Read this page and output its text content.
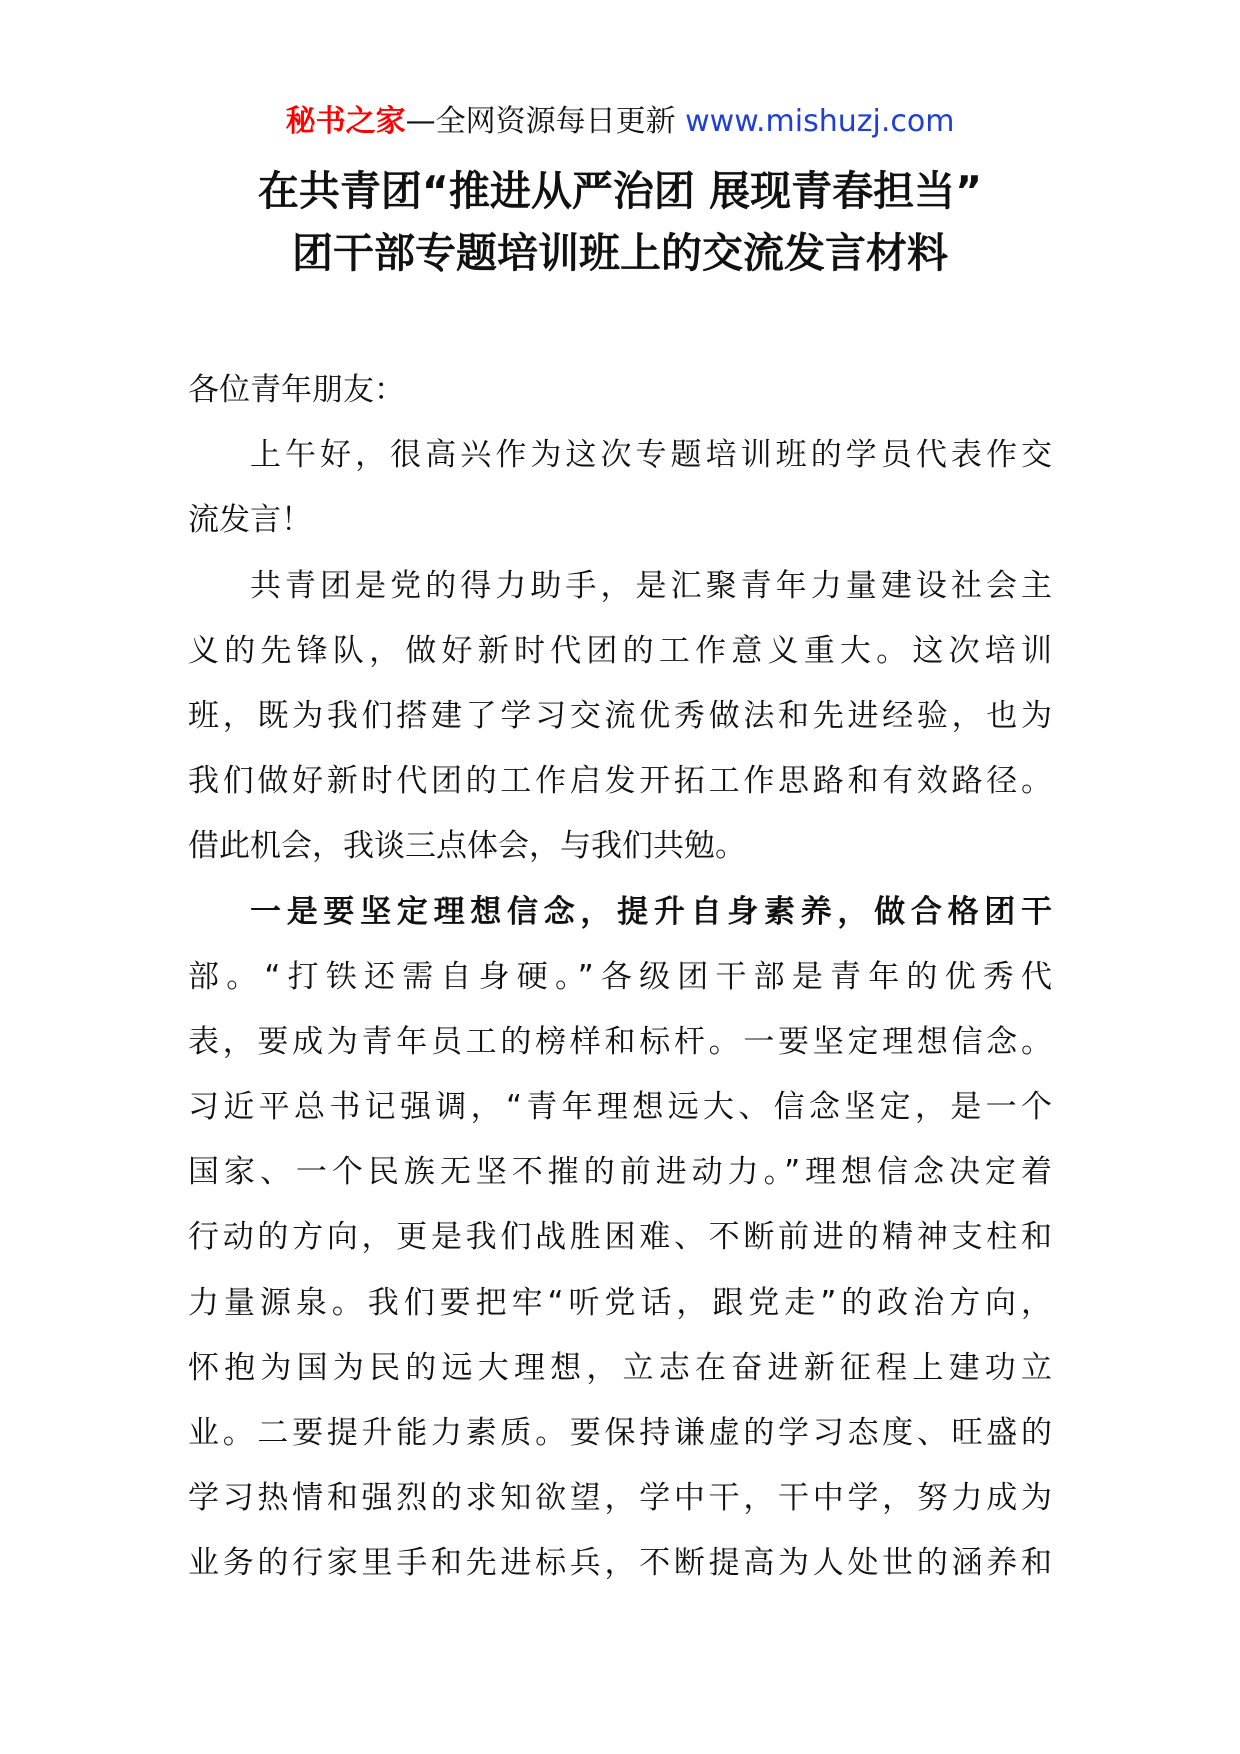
秘书之家—全网资源每日更新 www.mishuzj.com
在共青团“推进从严治团 展现青春担当”
团干部专题培训班上的交流发言材料
各位青年朋友：
上午好，很高兴作为这次专题培训班的学员代表作交
流发言！
共青团是党的得力助手，是汇聚青年力量建设社会主
义的先锋队，做好新时代团的工作意义重大。这次培训
班，既为我们搭建了学习交流优秀做法和先进经验，也为
我们做好新时代团的工作启发开拓工作思路和有效路径。
借此机会，我谈三点体会，与我们共勉。
一是要坚定理想信念，提升自身素养，做合格团干
部。“打铁还需自身硬。”各级团干部是青年的优秀代
表，要成为青年员工的榜样和标杆。一要坚定理想信念。
习近平总书记强调，“青年理想远大、信念坚定，是一个
国家、一个民族无坚不摧的前进动力。”理想信念决定着
行动的方向，更是我们战胜困难、不断前进的精神支柱和
力量源泉。我们要把牢“听党话，跟党走”的政治方向，
怀抱为国为民的远大理想，立志在奋进新征程上建功立
业。二要提升能力素质。要保持谦虚的学习态度、旺盛的
学习热情和强烈的求知欲望，学中干，干中学，努力成为
业务的行家里手和先进标兵，不断提高为人处世的涵养和
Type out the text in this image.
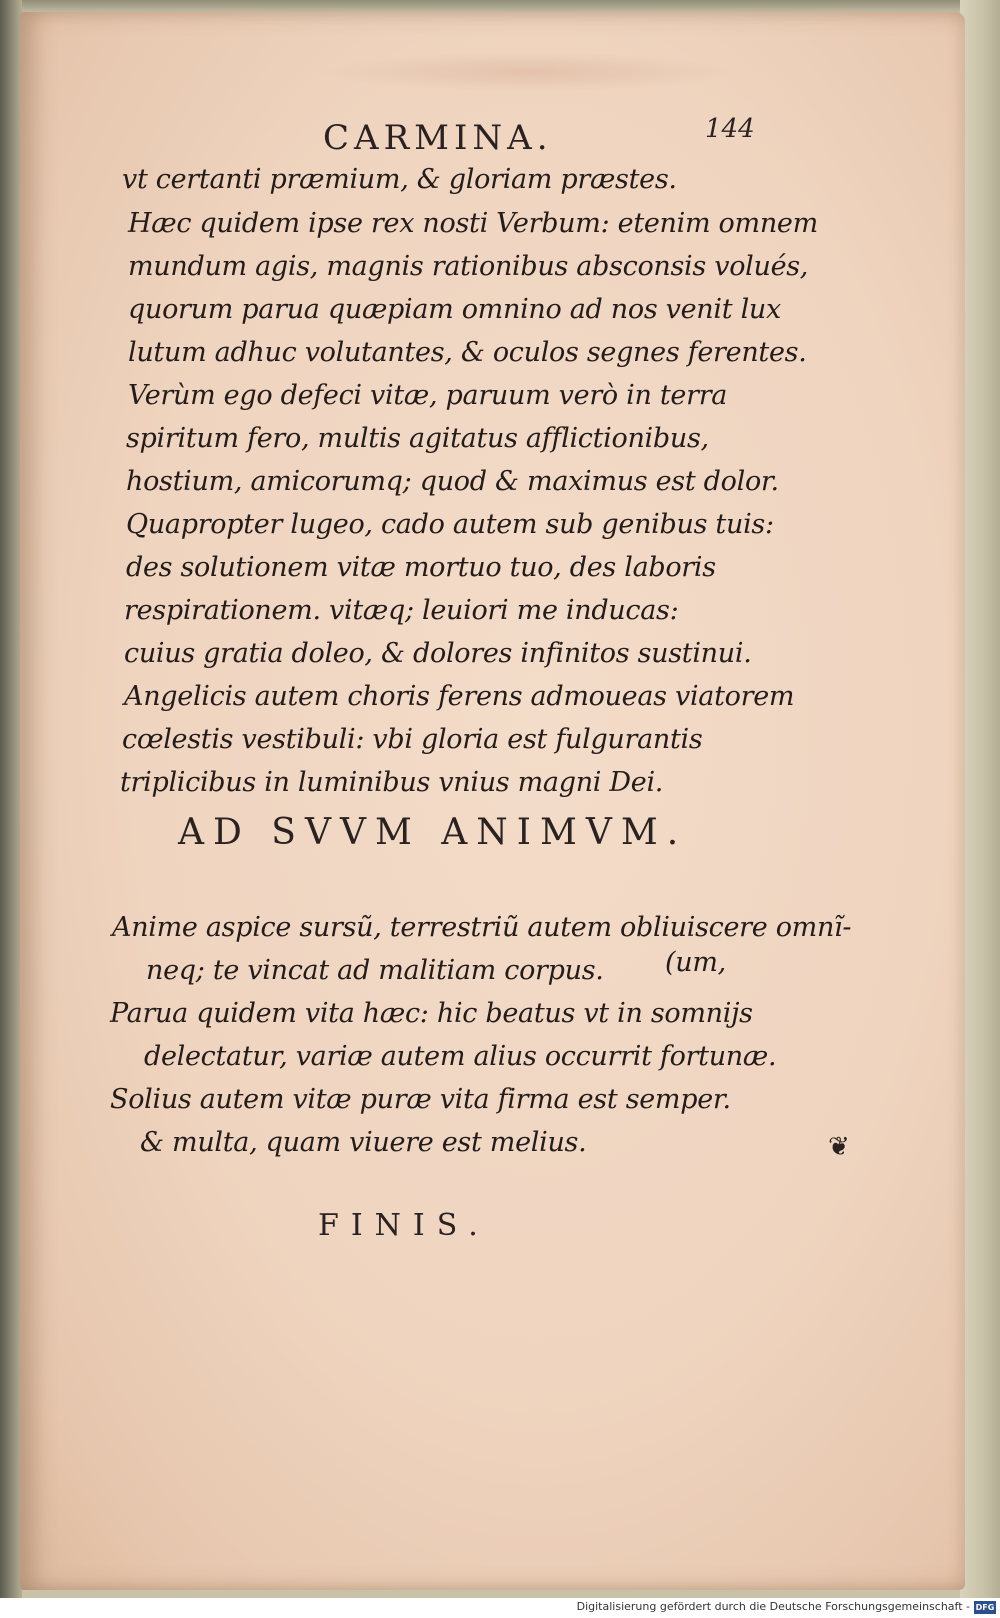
CARMINA.	144
vt certanti præmium, & gloriam præstes.
Hæc quidem ipse rex nosti Verbum: etenim omnem
mundum agis, magnis rationibus absconsis volués,
quorum parua quæpiam omnino ad nos venit lux
lutum adhuc volutantes, & oculos segnes ferentes.
Verùm ego defeci vitæ, paruum verò in terra
spiritum fero, multis agitatus afflictionibus,
hostium, amicorumq; quod & maximus est dolor.
Quapropter lugeo, cado autem sub genibus tuis:
des solutionem vitæ mortuo tuo, des laboris
respirationem. vitæq; leuiori me inducas:
cuius gratia doleo, & dolores infinitos sustinui.
Angelicis autem choris ferens admoueas viatorem
cœlestis vestibuli: vbi gloria est fulgurantis
triplicibus in luminibus vnius magni Dei.
AD SVVM ANIMVM.
Anime aspice sursũ, terrestriũ autem obliuiscere omnĩ-
neq; te vincat ad malitiam corpus. (um,
Parua quidem vita hæc: hic beatus vt in somnijs
delectatur, variæ autem alius occurrit fortunæ.
Solius autem vitæ puræ vita firma est semper.
& multa, quam viuere est melius.	❦
FINIS.
Digitalisierung gefördert durch die Deutsche Forschungsgemeinschaft - DFG
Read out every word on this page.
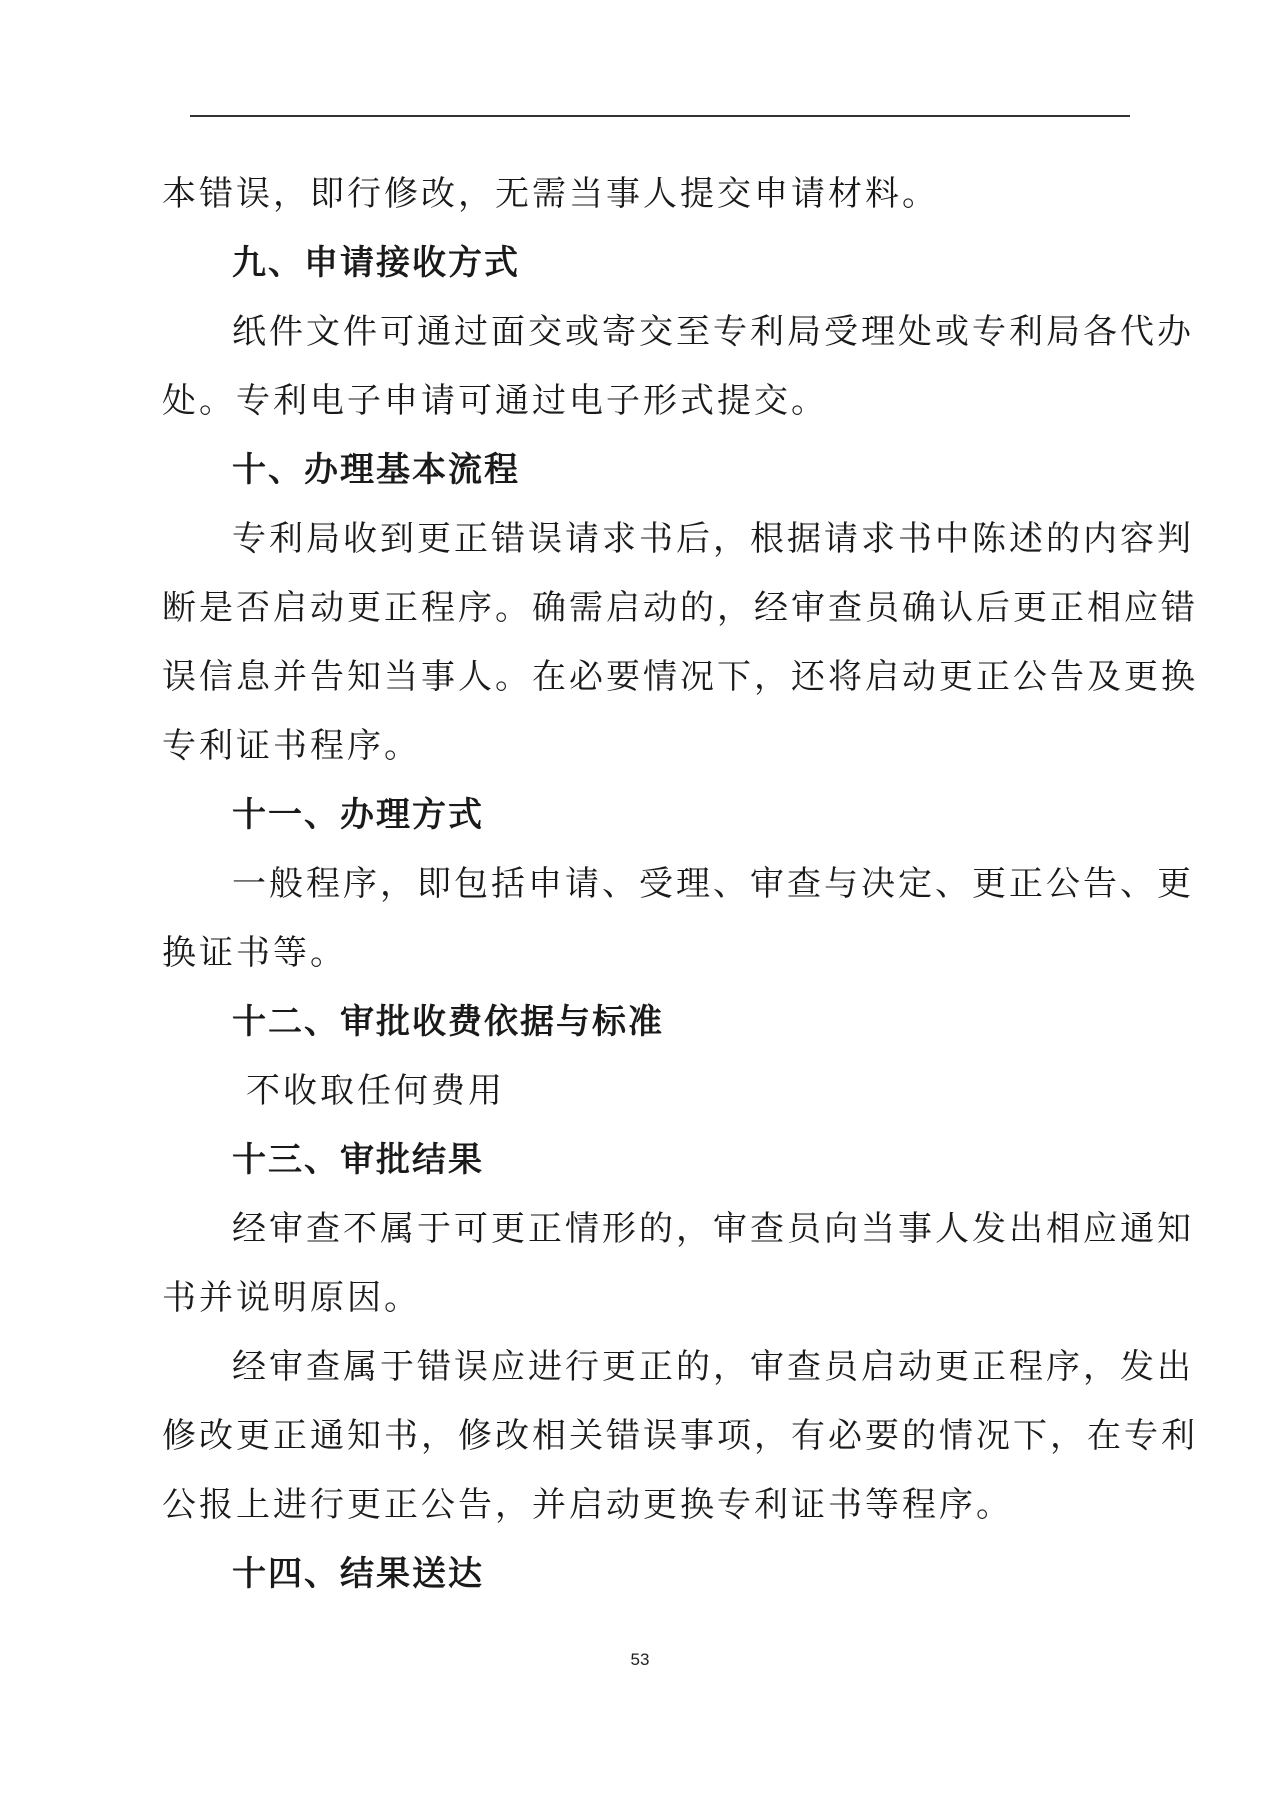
本错误，即行修改，无需当事人提交申请材料。
九、申请接收方式
纸件文件可通过面交或寄交至专利局受理处或专利局各代办
处。专利电子申请可通过电子形式提交。
十、办理基本流程
专利局收到更正错误请求书后，根据请求书中陈述的内容判
断是否启动更正程序。确需启动的，经审查员确认后更正相应错
误信息并告知当事人。在必要情况下，还将启动更正公告及更换
专利证书程序。
十一、办理方式
一般程序，即包括申请、受理、审查与决定、更正公告、更
换证书等。
十二、审批收费依据与标准
不收取任何费用
十三、审批结果
经审查不属于可更正情形的，审查员向当事人发出相应通知
书并说明原因。
经审查属于错误应进行更正的，审查员启动更正程序，发出
修改更正通知书，修改相关错误事项，有必要的情况下，在专利
公报上进行更正公告，并启动更换专利证书等程序。
十四、结果送达
53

* **Exercise aim**
Your output should consist solely of the lines from the line containing "Type out the text in this image." through the end of the data above, copied exactly, with images removed.

* **Output of the task**
Type out the text in this image.
CARMINA.	144
vt certanti præmium, & gloriam præstes.
Hæc quidem ipse rex nosti Verbum: etenim omnem
mundum agis, magnis rationibus absconsis volués,
quorum parua quæpiam omnino ad nos venit lux
lutum adhuc volutantes, & oculos segnes ferentes.
Verùm ego defeci vitæ, paruum verò in terra
spiritum fero, multis agitatus afflictionibus,
hostium, amicorumq; quod & maximus est dolor.
Quapropter lugeo, cado autem sub genibus tuis:
des solutionem vitæ mortuo tuo, des laboris
respirationem. vitæq; leuiori me inducas:
cuius gratia doleo, & dolores infinitos sustinui.
Angelicis autem choris ferens admoueas viatorem
cœlestis vestibuli: vbi gloria est fulgurantis
triplicibus in luminibus vnius magni Dei.
AD SVVM ANIMVM.
Anime aspice sursũ, terrestriũ autem obliuiscere omnĩ-
neq; te vincat ad malitiam corpus. (um,
Parua quidem vita hæc: hic beatus vt in somnijs
delectatur, variæ autem alius occurrit fortunæ.
Solius autem vitæ puræ vita firma est semper.
& multa, quam viuere est melius.	❦
FINIS.
Digitalisierung gefördert durch die Deutsche Forschungsgemeinschaft - DFG
Read out every word on this page.
本错误，即行修改，无需当事人提交申请材料。
九、申请接收方式
纸件文件可通过面交或寄交至专利局受理处或专利局各代办
处。专利电子申请可通过电子形式提交。
十、办理基本流程
专利局收到更正错误请求书后，根据请求书中陈述的内容判
断是否启动更正程序。确需启动的，经审查员确认后更正相应错
误信息并告知当事人。在必要情况下，还将启动更正公告及更换
专利证书程序。
十一、办理方式
一般程序，即包括申请、受理、审查与决定、更正公告、更
换证书等。
十二、审批收费依据与标准
不收取任何费用
十三、审批结果
经审查不属于可更正情形的，审查员向当事人发出相应通知
书并说明原因。
经审查属于错误应进行更正的，审查员启动更正程序，发出
修改更正通知书，修改相关错误事项，有必要的情况下，在专利
公报上进行更正公告，并启动更换专利证书等程序。
十四、结果送达
53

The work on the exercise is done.